--- Available records ---
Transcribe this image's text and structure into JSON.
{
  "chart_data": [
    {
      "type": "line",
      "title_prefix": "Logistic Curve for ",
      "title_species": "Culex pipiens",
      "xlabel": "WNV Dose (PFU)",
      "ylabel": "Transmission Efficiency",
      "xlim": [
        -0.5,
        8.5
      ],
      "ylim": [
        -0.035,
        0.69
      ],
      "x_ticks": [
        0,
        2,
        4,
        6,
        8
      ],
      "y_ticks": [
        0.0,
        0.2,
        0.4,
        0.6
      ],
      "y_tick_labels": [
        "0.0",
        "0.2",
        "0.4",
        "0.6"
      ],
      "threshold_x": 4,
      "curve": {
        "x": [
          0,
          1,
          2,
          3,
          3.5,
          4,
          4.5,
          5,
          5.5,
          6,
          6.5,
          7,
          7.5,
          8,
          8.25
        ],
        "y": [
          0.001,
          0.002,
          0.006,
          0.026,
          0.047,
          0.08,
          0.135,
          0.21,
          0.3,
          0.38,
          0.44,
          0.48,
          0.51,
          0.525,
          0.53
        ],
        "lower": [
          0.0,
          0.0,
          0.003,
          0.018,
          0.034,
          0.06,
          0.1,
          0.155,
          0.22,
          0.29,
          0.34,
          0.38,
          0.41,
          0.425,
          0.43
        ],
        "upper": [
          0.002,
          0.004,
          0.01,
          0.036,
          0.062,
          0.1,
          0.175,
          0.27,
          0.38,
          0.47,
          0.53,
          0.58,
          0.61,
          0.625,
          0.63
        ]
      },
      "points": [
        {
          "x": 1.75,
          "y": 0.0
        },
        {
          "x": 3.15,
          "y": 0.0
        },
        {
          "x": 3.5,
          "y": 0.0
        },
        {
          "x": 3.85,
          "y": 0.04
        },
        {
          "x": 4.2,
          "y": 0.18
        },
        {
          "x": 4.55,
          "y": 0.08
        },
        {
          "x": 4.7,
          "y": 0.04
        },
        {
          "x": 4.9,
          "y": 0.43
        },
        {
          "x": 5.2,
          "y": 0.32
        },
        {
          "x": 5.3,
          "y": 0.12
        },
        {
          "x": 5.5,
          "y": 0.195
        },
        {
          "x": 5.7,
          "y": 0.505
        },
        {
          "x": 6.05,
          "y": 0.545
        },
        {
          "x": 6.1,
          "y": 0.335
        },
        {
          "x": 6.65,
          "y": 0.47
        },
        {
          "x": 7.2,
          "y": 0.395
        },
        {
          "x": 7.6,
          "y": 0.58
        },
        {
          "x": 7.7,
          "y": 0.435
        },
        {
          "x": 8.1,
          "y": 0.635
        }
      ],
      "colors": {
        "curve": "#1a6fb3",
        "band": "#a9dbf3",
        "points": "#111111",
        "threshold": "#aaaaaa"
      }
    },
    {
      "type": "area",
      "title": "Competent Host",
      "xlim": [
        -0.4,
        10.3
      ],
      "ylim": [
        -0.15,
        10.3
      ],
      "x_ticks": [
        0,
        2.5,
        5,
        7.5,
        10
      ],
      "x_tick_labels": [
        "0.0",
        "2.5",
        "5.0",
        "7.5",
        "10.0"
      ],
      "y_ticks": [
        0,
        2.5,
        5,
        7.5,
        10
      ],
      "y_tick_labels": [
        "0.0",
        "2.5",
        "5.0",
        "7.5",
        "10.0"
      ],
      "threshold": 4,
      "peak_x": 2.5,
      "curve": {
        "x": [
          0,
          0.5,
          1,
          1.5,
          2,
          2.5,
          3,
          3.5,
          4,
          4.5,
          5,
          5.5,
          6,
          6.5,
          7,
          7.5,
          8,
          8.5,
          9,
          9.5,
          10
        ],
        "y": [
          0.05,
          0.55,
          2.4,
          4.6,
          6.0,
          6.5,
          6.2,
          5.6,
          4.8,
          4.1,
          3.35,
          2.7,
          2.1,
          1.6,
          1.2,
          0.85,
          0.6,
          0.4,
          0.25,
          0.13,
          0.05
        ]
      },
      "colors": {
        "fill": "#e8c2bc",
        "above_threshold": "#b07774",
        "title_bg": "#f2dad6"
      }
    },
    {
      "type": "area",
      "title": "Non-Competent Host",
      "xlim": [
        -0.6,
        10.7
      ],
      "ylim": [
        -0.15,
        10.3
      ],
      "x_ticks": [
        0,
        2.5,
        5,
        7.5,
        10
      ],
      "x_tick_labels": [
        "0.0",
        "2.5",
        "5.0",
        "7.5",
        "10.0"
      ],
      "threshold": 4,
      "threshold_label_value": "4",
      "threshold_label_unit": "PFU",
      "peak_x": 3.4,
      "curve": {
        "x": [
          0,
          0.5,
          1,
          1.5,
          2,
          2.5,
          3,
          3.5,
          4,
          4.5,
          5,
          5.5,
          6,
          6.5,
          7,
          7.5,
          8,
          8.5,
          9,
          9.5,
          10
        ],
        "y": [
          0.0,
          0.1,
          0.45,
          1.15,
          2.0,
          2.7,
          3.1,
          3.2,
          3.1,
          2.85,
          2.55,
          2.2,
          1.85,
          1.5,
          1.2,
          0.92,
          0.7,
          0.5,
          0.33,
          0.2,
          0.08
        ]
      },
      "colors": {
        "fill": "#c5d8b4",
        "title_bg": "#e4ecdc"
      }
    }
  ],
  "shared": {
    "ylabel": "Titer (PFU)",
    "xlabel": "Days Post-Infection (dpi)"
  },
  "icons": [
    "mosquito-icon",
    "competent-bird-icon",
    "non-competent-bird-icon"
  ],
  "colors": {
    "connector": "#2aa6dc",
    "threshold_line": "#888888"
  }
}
---
◆ **Task statement**
From the entries above, copy every line containing the word "bird".

◆ **Task response**
    "competent-bird-icon",
    "non-competent-bird-icon"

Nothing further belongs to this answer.